Exercise objective: Could you copy every line from the material below in which "this" appears?

Records supplied:
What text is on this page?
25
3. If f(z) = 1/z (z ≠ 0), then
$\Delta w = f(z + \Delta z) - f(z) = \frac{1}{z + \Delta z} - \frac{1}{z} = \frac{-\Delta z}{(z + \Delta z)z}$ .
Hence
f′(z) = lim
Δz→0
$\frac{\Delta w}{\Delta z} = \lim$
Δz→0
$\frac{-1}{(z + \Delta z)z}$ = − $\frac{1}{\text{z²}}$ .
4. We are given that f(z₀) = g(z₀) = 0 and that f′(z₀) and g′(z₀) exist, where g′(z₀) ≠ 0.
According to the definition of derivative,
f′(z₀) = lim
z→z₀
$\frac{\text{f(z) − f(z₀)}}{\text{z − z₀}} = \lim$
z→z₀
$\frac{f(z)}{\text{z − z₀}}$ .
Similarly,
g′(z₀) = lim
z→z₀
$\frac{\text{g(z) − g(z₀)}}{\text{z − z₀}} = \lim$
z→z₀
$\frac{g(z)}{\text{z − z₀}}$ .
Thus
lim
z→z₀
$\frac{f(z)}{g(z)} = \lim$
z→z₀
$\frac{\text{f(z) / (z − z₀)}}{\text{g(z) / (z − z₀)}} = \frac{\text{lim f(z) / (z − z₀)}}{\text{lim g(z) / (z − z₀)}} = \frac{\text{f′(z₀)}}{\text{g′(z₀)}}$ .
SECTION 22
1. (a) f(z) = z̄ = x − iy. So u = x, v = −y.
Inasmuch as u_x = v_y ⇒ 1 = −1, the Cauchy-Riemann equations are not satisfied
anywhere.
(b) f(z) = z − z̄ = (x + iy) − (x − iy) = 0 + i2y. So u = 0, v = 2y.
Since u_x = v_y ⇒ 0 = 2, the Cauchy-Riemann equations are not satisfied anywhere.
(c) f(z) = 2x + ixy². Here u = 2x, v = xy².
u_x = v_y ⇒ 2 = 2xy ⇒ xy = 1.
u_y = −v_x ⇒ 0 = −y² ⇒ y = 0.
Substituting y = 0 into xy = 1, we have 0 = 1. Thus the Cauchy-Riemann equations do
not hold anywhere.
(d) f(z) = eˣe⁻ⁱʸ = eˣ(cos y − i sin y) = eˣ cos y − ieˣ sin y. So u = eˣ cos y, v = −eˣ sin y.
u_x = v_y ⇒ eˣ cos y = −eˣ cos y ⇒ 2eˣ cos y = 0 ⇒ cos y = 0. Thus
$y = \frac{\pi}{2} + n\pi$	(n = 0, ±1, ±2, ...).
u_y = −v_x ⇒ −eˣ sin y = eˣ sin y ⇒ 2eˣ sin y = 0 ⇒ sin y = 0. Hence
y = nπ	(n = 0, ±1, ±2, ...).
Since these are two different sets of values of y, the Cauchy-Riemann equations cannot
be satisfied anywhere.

...

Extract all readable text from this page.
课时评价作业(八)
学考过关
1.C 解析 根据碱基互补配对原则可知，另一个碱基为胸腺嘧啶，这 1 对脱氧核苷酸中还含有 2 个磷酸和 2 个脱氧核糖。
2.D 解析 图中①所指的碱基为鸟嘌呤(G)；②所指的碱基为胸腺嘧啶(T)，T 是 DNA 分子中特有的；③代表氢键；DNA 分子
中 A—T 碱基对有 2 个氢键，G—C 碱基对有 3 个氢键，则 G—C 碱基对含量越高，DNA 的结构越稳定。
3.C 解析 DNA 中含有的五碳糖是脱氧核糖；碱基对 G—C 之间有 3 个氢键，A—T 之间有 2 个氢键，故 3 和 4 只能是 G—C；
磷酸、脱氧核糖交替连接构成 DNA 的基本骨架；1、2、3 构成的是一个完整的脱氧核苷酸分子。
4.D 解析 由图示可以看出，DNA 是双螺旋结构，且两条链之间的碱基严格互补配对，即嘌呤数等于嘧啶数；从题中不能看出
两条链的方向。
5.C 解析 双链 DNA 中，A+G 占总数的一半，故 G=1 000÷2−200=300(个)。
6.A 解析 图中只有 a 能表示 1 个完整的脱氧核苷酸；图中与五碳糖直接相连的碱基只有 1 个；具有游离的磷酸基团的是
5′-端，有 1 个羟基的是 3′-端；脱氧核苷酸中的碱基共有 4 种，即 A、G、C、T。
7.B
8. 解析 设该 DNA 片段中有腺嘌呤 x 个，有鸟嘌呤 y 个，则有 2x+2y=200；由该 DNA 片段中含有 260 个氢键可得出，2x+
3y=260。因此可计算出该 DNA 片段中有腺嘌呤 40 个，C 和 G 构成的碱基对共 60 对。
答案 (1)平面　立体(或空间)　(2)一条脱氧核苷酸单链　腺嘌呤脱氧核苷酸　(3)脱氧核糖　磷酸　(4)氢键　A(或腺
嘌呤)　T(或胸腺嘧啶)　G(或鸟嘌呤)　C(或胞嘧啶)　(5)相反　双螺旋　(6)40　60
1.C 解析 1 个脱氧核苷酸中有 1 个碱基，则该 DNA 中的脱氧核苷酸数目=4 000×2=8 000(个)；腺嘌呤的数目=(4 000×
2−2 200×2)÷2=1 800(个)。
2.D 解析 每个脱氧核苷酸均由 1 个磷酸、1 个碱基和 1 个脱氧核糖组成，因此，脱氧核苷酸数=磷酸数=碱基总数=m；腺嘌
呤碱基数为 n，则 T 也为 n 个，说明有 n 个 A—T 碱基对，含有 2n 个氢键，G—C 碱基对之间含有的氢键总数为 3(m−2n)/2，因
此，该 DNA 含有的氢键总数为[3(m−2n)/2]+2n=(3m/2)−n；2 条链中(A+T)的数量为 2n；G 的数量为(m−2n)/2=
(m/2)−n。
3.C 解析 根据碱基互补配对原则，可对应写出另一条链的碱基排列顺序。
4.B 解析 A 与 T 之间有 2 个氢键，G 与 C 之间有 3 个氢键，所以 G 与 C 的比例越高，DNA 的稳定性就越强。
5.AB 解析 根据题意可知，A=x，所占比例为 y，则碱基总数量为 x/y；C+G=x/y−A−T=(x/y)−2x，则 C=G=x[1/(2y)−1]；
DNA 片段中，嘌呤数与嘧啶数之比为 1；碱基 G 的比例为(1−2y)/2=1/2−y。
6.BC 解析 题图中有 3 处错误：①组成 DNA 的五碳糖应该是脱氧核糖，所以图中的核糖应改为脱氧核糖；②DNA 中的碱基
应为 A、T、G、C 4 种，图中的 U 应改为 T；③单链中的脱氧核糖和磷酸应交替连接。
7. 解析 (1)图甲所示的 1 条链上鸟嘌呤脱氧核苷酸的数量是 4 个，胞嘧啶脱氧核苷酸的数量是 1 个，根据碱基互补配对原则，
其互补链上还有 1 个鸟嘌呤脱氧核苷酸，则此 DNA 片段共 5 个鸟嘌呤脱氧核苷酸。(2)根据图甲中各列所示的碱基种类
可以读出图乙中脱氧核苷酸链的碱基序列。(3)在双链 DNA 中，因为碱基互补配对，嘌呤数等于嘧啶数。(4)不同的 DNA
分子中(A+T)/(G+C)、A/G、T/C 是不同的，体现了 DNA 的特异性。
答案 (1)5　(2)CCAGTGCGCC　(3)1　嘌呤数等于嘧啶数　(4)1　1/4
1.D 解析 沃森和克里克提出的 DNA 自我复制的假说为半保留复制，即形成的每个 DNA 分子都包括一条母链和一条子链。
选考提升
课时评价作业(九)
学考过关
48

The reply:
What text is on this page?
Extract all readable text from this page.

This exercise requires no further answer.